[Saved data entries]
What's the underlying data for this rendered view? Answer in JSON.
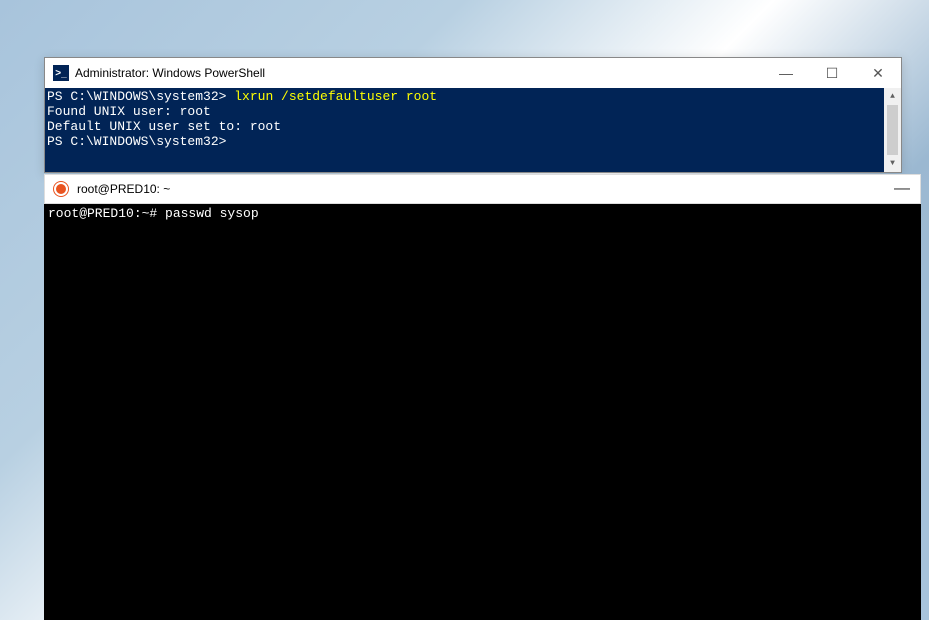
{
  "powershell": {
    "title": "Administrator: Windows PowerShell",
    "line1_prompt": "PS C:\\WINDOWS\\system32> ",
    "line1_cmd": "lxrun /setdefaultuser root",
    "line2": "Found UNIX user: root",
    "line3": "Default UNIX user set to: root",
    "line4": "PS C:\\WINDOWS\\system32>",
    "minimize": "—",
    "maximize": "☐",
    "close": "✕",
    "scroll_up": "▲",
    "scroll_down": "▼"
  },
  "bash": {
    "title": "root@PRED10: ~",
    "prompt": "root@PRED10:~# passwd sysop",
    "minimize": "—"
  }
}
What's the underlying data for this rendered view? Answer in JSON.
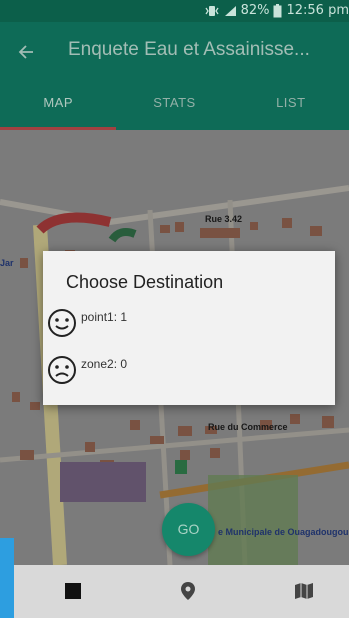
{
  "status_bar": {
    "battery_percent": "82%",
    "time": "12:56 pm",
    "icons": [
      "vibrate-icon",
      "signal-icon",
      "battery-icon"
    ]
  },
  "app_bar": {
    "back_icon": "arrow-back-icon",
    "title": "Enquete Eau et Assainisse..."
  },
  "tabs": [
    {
      "label": "MAP",
      "active": true
    },
    {
      "label": "STATS",
      "active": false
    },
    {
      "label": "LIST",
      "active": false
    }
  ],
  "map": {
    "labels": {
      "street_1": "Rue 3.42",
      "street_2": "Rue du Commerce",
      "place": "e Municipale de Ouagadougou",
      "left_edge": "Jar"
    }
  },
  "dialog": {
    "title": "Choose Destination",
    "items": [
      {
        "label": "point1: 1",
        "icon": "smiley-happy-icon"
      },
      {
        "label": "zone2: 0",
        "icon": "smiley-sad-icon"
      }
    ]
  },
  "go_button": {
    "label": "GO"
  },
  "bottom_nav": {
    "items": [
      {
        "icon": "stop-square-icon"
      },
      {
        "icon": "location-pin-icon"
      },
      {
        "icon": "map-icon"
      }
    ]
  },
  "colors": {
    "primary": "#117a63",
    "primary_dark": "#0c5f4a",
    "tab_indicator": "#b84a4a",
    "fab": "#15876b",
    "accent_blue": "#2d9ee0"
  }
}
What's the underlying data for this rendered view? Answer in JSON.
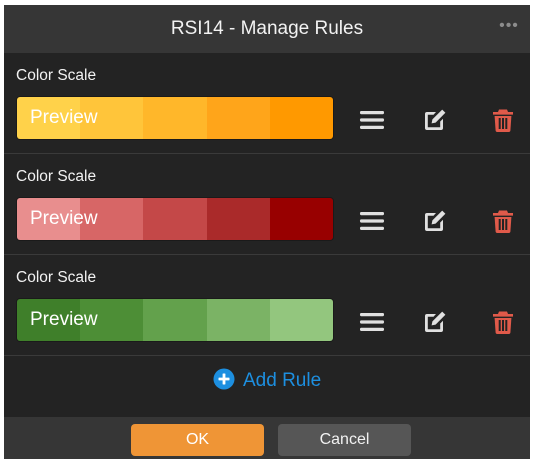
{
  "dialog": {
    "title": "RSI14 - Manage Rules",
    "more_icon": "ellipsis-icon",
    "more_text": "•••"
  },
  "rules": [
    {
      "label": "Color Scale",
      "preview_text": "Preview",
      "colors": [
        "#ffd24a",
        "#ffc53a",
        "#ffb72a",
        "#ffa51a",
        "#ff9900"
      ],
      "icons": [
        "menu-icon",
        "edit-icon",
        "trash-icon"
      ]
    },
    {
      "label": "Color Scale",
      "preview_text": "Preview",
      "colors": [
        "#e88e8e",
        "#d76666",
        "#c44848",
        "#aa2a2a",
        "#980000"
      ],
      "icons": [
        "menu-icon",
        "edit-icon",
        "trash-icon"
      ]
    },
    {
      "label": "Color Scale",
      "preview_text": "Preview",
      "colors": [
        "#3f7f2a",
        "#4d8e36",
        "#63a14c",
        "#7bb365",
        "#93c67e"
      ],
      "icons": [
        "menu-icon",
        "edit-icon",
        "trash-icon"
      ]
    }
  ],
  "add_rule": {
    "label": "Add Rule",
    "icon": "plus-circle-icon"
  },
  "footer": {
    "ok_label": "OK",
    "cancel_label": "Cancel"
  },
  "colors": {
    "background": "#232323",
    "header": "#363636",
    "accent_blue": "#1d8fe0",
    "ok": "#ef9536",
    "cancel": "#565656",
    "delete_red": "#e05a4a",
    "icon": "#e0e0e0"
  }
}
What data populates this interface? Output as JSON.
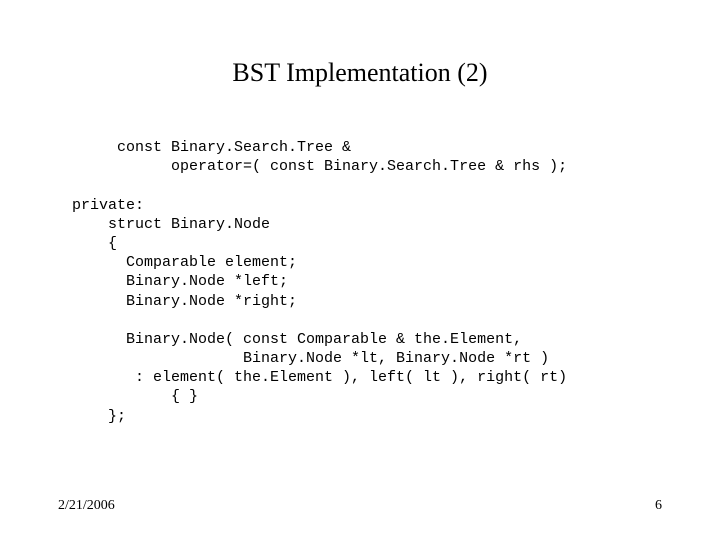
{
  "title": "BST Implementation (2)",
  "code": "     const Binary.Search.Tree &\n           operator=( const Binary.Search.Tree & rhs );\n\nprivate:\n    struct Binary.Node\n    {\n      Comparable element;\n      Binary.Node *left;\n      Binary.Node *right;\n\n      Binary.Node( const Comparable & the.Element,\n                   Binary.Node *lt, Binary.Node *rt )\n       : element( the.Element ), left( lt ), right( rt)\n           { }\n    };",
  "footer": {
    "date": "2/21/2006",
    "page": "6"
  }
}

▶ **Problem**
Repeat the material above verbatim, with no pictures in the output.

▶ **Task result**
What's the underlying data for this rendered view? Answer in JSON.
{
  "powershell": {
    "title": "Administrator: Windows PowerShell",
    "line1_prompt": "PS C:\\WINDOWS\\system32> ",
    "line1_cmd": "lxrun /setdefaultuser root",
    "line2": "Found UNIX user: root",
    "line3": "Default UNIX user set to: root",
    "line4": "PS C:\\WINDOWS\\system32>",
    "minimize": "—",
    "maximize": "☐",
    "close": "✕",
    "scroll_up": "▲",
    "scroll_down": "▼"
  },
  "bash": {
    "title": "root@PRED10: ~",
    "prompt": "root@PRED10:~# passwd sysop",
    "minimize": "—"
  }
}
What's the underlying data for this rendered view? Answer in JSON.
{
  "status_bar": {
    "battery_percent": "82%",
    "time": "12:56 pm",
    "icons": [
      "vibrate-icon",
      "signal-icon",
      "battery-icon"
    ]
  },
  "app_bar": {
    "back_icon": "arrow-back-icon",
    "title": "Enquete Eau et Assainisse..."
  },
  "tabs": [
    {
      "label": "MAP",
      "active": true
    },
    {
      "label": "STATS",
      "active": false
    },
    {
      "label": "LIST",
      "active": false
    }
  ],
  "map": {
    "labels": {
      "street_1": "Rue 3.42",
      "street_2": "Rue du Commerce",
      "place": "e Municipale de Ouagadougou",
      "left_edge": "Jar"
    }
  },
  "dialog": {
    "title": "Choose Destination",
    "items": [
      {
        "label": "point1: 1",
        "icon": "smiley-happy-icon"
      },
      {
        "label": "zone2: 0",
        "icon": "smiley-sad-icon"
      }
    ]
  },
  "go_button": {
    "label": "GO"
  },
  "bottom_nav": {
    "items": [
      {
        "icon": "stop-square-icon"
      },
      {
        "icon": "location-pin-icon"
      },
      {
        "icon": "map-icon"
      }
    ]
  },
  "colors": {
    "primary": "#117a63",
    "primary_dark": "#0c5f4a",
    "tab_indicator": "#b84a4a",
    "fab": "#15876b",
    "accent_blue": "#2d9ee0"
  }
}
What's the underlying data for this rendered view? Answer in JSON.
{
  "dialog": {
    "title": "RSI14 - Manage Rules",
    "more_icon": "ellipsis-icon",
    "more_text": "•••"
  },
  "rules": [
    {
      "label": "Color Scale",
      "preview_text": "Preview",
      "colors": [
        "#ffd24a",
        "#ffc53a",
        "#ffb72a",
        "#ffa51a",
        "#ff9900"
      ],
      "icons": [
        "menu-icon",
        "edit-icon",
        "trash-icon"
      ]
    },
    {
      "label": "Color Scale",
      "preview_text": "Preview",
      "colors": [
        "#e88e8e",
        "#d76666",
        "#c44848",
        "#aa2a2a",
        "#980000"
      ],
      "icons": [
        "menu-icon",
        "edit-icon",
        "trash-icon"
      ]
    },
    {
      "label": "Color Scale",
      "preview_text": "Preview",
      "colors": [
        "#3f7f2a",
        "#4d8e36",
        "#63a14c",
        "#7bb365",
        "#93c67e"
      ],
      "icons": [
        "menu-icon",
        "edit-icon",
        "trash-icon"
      ]
    }
  ],
  "add_rule": {
    "label": "Add Rule",
    "icon": "plus-circle-icon"
  },
  "footer": {
    "ok_label": "OK",
    "cancel_label": "Cancel"
  },
  "colors": {
    "background": "#232323",
    "header": "#363636",
    "accent_blue": "#1d8fe0",
    "ok": "#ef9536",
    "cancel": "#565656",
    "delete_red": "#e05a4a",
    "icon": "#e0e0e0"
  }
}
What data populates this interface? Output as JSON.
{
  "title": "BST Implementation (2)",
  "code": "     const Binary.Search.Tree &\n           operator=( const Binary.Search.Tree & rhs );\n\nprivate:\n    struct Binary.Node\n    {\n      Comparable element;\n      Binary.Node *left;\n      Binary.Node *right;\n\n      Binary.Node( const Comparable & the.Element,\n                   Binary.Node *lt, Binary.Node *rt )\n       : element( the.Element ), left( lt ), right( rt)\n           { }\n    };",
  "footer": {
    "date": "2/21/2006",
    "page": "6"
  }
}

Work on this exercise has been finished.